Exercise task: What is the number of lines holding the word "Tambahkan"? Give that number alone.

Dataset excerpts:
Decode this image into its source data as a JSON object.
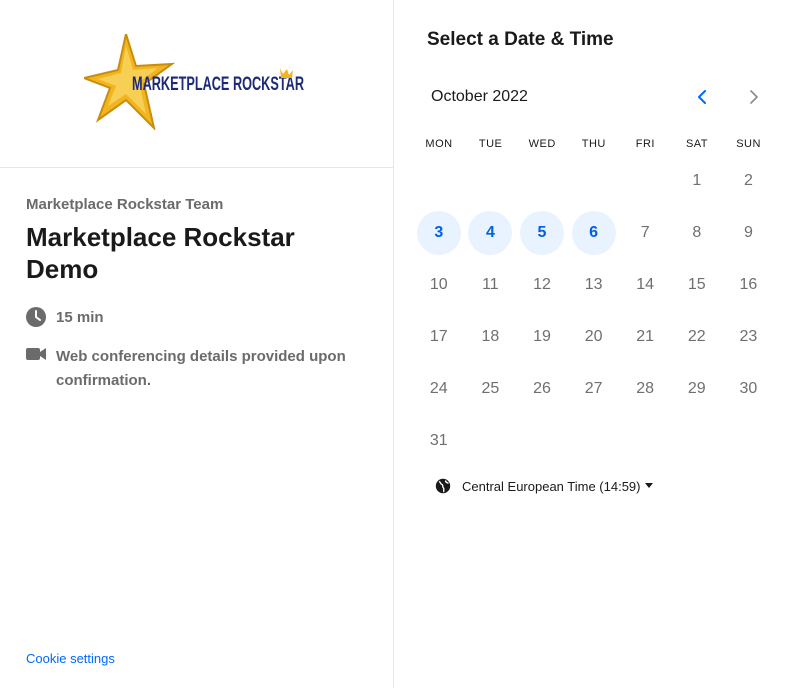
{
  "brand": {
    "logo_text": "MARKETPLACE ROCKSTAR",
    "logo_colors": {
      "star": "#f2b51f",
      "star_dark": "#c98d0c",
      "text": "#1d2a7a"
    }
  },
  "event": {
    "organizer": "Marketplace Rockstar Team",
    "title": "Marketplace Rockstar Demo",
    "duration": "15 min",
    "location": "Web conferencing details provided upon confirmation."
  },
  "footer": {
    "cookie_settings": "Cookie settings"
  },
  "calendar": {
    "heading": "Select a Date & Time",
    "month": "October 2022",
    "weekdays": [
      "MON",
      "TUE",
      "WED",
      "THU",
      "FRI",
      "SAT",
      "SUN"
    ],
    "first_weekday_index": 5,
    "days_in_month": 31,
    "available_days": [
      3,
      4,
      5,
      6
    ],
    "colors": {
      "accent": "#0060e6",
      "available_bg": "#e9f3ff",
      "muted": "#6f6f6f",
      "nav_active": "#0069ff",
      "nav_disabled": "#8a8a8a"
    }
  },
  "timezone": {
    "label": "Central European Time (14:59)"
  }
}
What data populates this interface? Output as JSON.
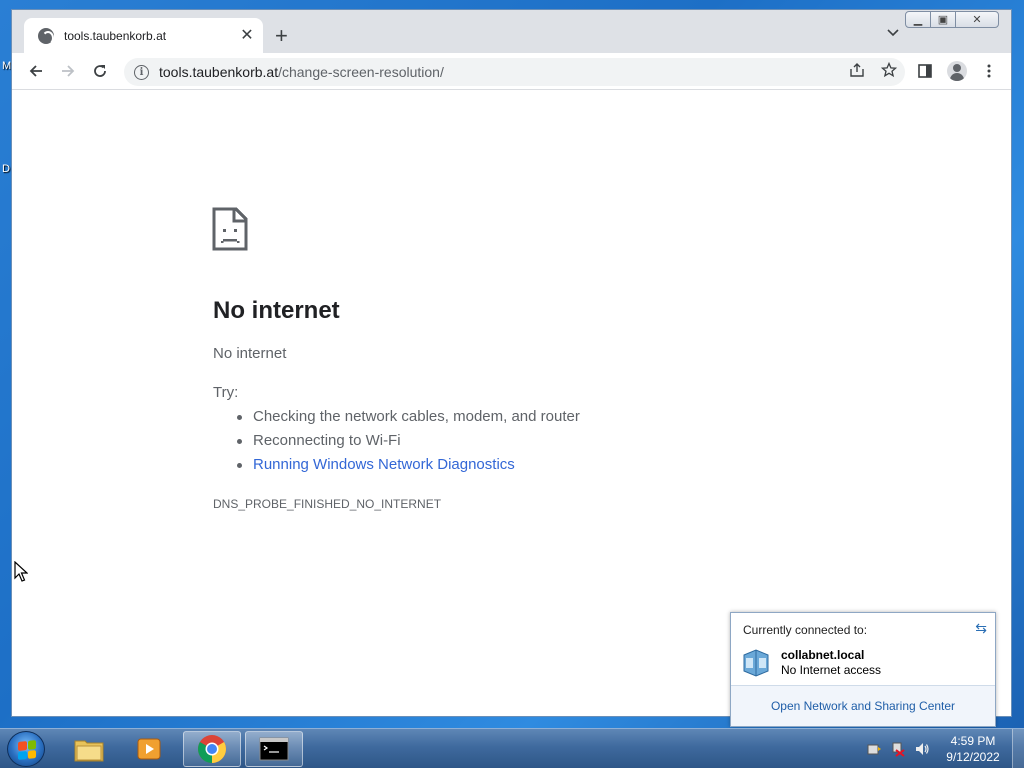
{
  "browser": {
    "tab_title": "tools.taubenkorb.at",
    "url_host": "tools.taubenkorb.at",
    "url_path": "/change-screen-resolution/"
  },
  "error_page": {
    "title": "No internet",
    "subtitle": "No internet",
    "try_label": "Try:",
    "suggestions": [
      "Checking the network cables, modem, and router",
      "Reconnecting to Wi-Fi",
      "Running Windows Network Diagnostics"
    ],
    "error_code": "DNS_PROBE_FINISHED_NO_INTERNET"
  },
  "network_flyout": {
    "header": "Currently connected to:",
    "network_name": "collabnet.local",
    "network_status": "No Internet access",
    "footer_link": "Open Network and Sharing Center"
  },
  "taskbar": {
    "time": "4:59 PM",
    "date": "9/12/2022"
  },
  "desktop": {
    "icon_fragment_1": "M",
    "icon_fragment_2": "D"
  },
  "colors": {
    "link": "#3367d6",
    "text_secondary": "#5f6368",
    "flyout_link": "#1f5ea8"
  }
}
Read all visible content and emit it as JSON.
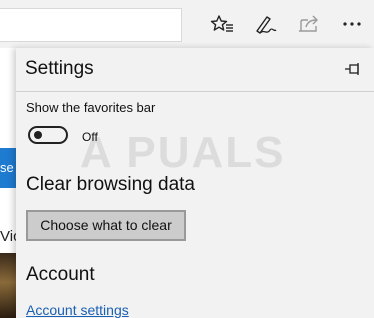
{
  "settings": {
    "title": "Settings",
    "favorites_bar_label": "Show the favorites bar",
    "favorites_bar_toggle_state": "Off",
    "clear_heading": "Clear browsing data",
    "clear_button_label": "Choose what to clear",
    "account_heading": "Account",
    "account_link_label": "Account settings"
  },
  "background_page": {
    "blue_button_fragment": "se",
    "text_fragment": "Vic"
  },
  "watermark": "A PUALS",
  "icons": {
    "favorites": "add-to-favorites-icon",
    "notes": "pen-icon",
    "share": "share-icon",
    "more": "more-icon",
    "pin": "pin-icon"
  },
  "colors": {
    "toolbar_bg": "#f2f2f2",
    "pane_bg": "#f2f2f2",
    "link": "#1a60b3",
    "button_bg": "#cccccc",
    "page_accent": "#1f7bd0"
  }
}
---
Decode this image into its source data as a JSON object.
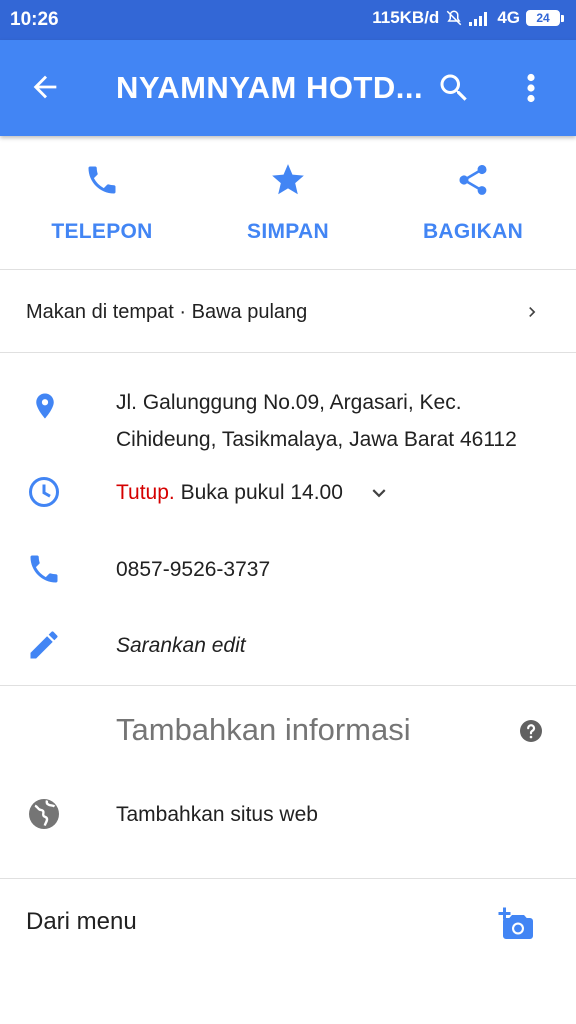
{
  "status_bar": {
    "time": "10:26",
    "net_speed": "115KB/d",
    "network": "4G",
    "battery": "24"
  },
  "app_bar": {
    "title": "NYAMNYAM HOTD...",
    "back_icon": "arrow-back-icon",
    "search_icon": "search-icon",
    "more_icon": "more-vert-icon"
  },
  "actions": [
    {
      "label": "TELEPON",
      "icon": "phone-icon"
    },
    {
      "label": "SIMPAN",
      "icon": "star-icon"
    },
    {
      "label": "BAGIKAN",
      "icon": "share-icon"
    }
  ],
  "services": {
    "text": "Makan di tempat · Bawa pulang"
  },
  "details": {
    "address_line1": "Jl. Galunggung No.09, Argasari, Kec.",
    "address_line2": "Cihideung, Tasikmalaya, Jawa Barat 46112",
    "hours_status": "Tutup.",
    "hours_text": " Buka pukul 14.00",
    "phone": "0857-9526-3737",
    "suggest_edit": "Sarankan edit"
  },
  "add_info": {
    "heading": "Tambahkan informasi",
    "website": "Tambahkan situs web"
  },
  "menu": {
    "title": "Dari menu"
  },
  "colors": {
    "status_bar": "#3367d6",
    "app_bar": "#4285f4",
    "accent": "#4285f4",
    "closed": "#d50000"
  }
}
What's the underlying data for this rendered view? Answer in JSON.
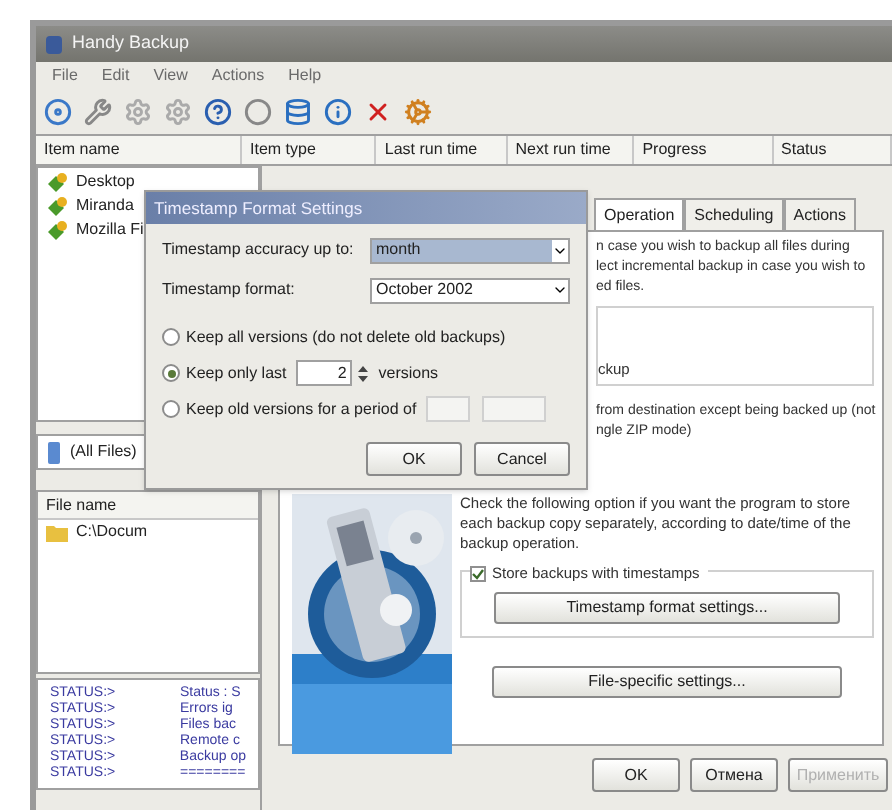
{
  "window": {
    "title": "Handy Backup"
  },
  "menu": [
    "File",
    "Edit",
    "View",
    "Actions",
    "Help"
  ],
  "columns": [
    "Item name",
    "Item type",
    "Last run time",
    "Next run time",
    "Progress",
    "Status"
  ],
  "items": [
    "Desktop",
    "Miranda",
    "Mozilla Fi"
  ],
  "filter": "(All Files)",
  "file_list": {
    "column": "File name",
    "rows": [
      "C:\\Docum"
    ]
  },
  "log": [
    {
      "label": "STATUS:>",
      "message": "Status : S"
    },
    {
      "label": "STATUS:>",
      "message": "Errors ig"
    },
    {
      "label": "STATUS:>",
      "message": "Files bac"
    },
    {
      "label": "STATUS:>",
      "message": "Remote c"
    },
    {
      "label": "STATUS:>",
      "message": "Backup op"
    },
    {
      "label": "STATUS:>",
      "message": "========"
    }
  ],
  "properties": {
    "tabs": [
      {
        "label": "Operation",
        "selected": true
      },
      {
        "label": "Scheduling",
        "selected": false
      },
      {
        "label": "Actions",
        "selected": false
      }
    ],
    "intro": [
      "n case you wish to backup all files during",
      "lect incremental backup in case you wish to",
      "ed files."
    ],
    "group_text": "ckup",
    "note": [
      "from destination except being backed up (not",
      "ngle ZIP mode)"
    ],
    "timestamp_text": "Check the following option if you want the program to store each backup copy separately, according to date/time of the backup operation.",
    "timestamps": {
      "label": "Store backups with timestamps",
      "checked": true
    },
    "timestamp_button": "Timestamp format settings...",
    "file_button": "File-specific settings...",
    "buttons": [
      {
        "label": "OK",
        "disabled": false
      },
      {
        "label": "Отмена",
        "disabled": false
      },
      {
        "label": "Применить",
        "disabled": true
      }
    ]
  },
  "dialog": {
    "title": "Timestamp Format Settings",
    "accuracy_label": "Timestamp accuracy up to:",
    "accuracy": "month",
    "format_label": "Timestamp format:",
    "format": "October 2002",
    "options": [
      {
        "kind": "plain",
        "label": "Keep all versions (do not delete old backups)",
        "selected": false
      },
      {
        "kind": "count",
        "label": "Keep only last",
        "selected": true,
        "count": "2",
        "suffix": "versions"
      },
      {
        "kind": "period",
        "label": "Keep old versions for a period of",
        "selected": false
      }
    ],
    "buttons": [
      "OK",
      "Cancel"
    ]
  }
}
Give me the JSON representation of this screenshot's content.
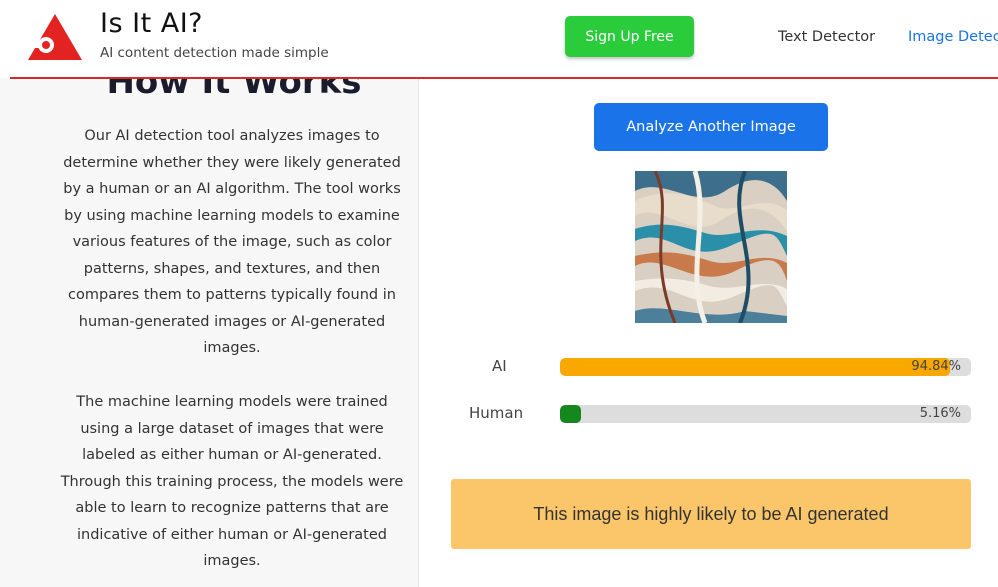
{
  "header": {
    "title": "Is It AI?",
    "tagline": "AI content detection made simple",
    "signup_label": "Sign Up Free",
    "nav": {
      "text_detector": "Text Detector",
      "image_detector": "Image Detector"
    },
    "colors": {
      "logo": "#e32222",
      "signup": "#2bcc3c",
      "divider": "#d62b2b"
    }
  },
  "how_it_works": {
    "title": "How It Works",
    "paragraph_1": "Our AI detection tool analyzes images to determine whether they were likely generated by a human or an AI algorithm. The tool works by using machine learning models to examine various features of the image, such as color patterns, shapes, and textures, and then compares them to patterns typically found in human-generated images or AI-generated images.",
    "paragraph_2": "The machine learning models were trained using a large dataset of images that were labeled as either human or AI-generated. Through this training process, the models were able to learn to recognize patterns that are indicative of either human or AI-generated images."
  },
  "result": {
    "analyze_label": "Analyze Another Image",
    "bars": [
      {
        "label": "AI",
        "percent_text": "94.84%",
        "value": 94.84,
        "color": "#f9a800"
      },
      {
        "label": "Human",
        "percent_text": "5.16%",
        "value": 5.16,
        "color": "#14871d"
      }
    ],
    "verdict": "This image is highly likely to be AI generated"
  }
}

Exercise result: 2